Dataset entries
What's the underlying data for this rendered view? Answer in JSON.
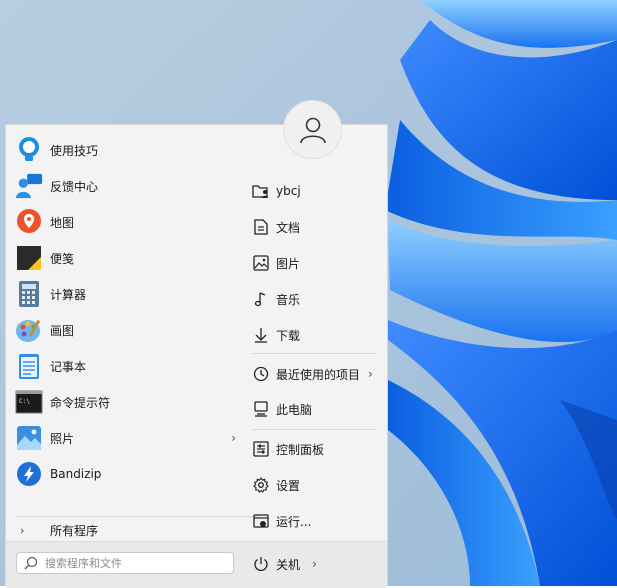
{
  "apps": [
    {
      "label": "使用技巧",
      "icon": "tips-bulb-icon"
    },
    {
      "label": "反馈中心",
      "icon": "feedback-hub-icon"
    },
    {
      "label": "地图",
      "icon": "maps-pin-icon"
    },
    {
      "label": "便笺",
      "icon": "sticky-notes-icon"
    },
    {
      "label": "计算器",
      "icon": "calculator-icon"
    },
    {
      "label": "画图",
      "icon": "paint-palette-icon"
    },
    {
      "label": "记事本",
      "icon": "notepad-icon"
    },
    {
      "label": "命令提示符",
      "icon": "command-prompt-icon",
      "icon_text": "C:\\"
    },
    {
      "label": "照片",
      "icon": "photos-icon",
      "chevron": "›"
    },
    {
      "label": "Bandizip",
      "icon": "bandizip-icon"
    }
  ],
  "all_apps": {
    "label": "所有程序",
    "chevron": "›"
  },
  "places": [
    {
      "label": "ybcj",
      "icon": "user-folder-icon"
    },
    {
      "label": "文档",
      "icon": "document-icon"
    },
    {
      "label": "图片",
      "icon": "picture-icon"
    },
    {
      "label": "音乐",
      "icon": "music-note-icon"
    },
    {
      "label": "下载",
      "icon": "download-arrow-icon"
    },
    {
      "label": "最近使用的项目",
      "icon": "clock-icon",
      "chevron": "›"
    },
    {
      "label": "此电脑",
      "icon": "computer-icon"
    },
    {
      "label": "控制面板",
      "icon": "control-panel-icon"
    },
    {
      "label": "设置",
      "icon": "gear-icon"
    },
    {
      "label": "运行...",
      "icon": "run-icon"
    }
  ],
  "search": {
    "placeholder": "搜索程序和文件"
  },
  "power": {
    "label": "关机",
    "chevron": "›"
  },
  "colors": {
    "menu_bg": "#f3f3f3",
    "bottom_bar": "#e9e9e9",
    "wallpaper_light": "#a9c3da",
    "wallpaper_blue": "#0a6cf0"
  }
}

Work to be completed
Set each line of the records down exactly, leaving every picture out.

Correct response
What's the underlying data for this rendered view? Answer in JSON.
{
  "apps": [
    {
      "label": "使用技巧",
      "icon": "tips-bulb-icon"
    },
    {
      "label": "反馈中心",
      "icon": "feedback-hub-icon"
    },
    {
      "label": "地图",
      "icon": "maps-pin-icon"
    },
    {
      "label": "便笺",
      "icon": "sticky-notes-icon"
    },
    {
      "label": "计算器",
      "icon": "calculator-icon"
    },
    {
      "label": "画图",
      "icon": "paint-palette-icon"
    },
    {
      "label": "记事本",
      "icon": "notepad-icon"
    },
    {
      "label": "命令提示符",
      "icon": "command-prompt-icon",
      "icon_text": "C:\\"
    },
    {
      "label": "照片",
      "icon": "photos-icon",
      "chevron": "›"
    },
    {
      "label": "Bandizip",
      "icon": "bandizip-icon"
    }
  ],
  "all_apps": {
    "label": "所有程序",
    "chevron": "›"
  },
  "places": [
    {
      "label": "ybcj",
      "icon": "user-folder-icon"
    },
    {
      "label": "文档",
      "icon": "document-icon"
    },
    {
      "label": "图片",
      "icon": "picture-icon"
    },
    {
      "label": "音乐",
      "icon": "music-note-icon"
    },
    {
      "label": "下载",
      "icon": "download-arrow-icon"
    },
    {
      "label": "最近使用的项目",
      "icon": "clock-icon",
      "chevron": "›"
    },
    {
      "label": "此电脑",
      "icon": "computer-icon"
    },
    {
      "label": "控制面板",
      "icon": "control-panel-icon"
    },
    {
      "label": "设置",
      "icon": "gear-icon"
    },
    {
      "label": "运行...",
      "icon": "run-icon"
    }
  ],
  "search": {
    "placeholder": "搜索程序和文件"
  },
  "power": {
    "label": "关机",
    "chevron": "›"
  },
  "colors": {
    "menu_bg": "#f3f3f3",
    "bottom_bar": "#e9e9e9",
    "wallpaper_light": "#a9c3da",
    "wallpaper_blue": "#0a6cf0"
  }
}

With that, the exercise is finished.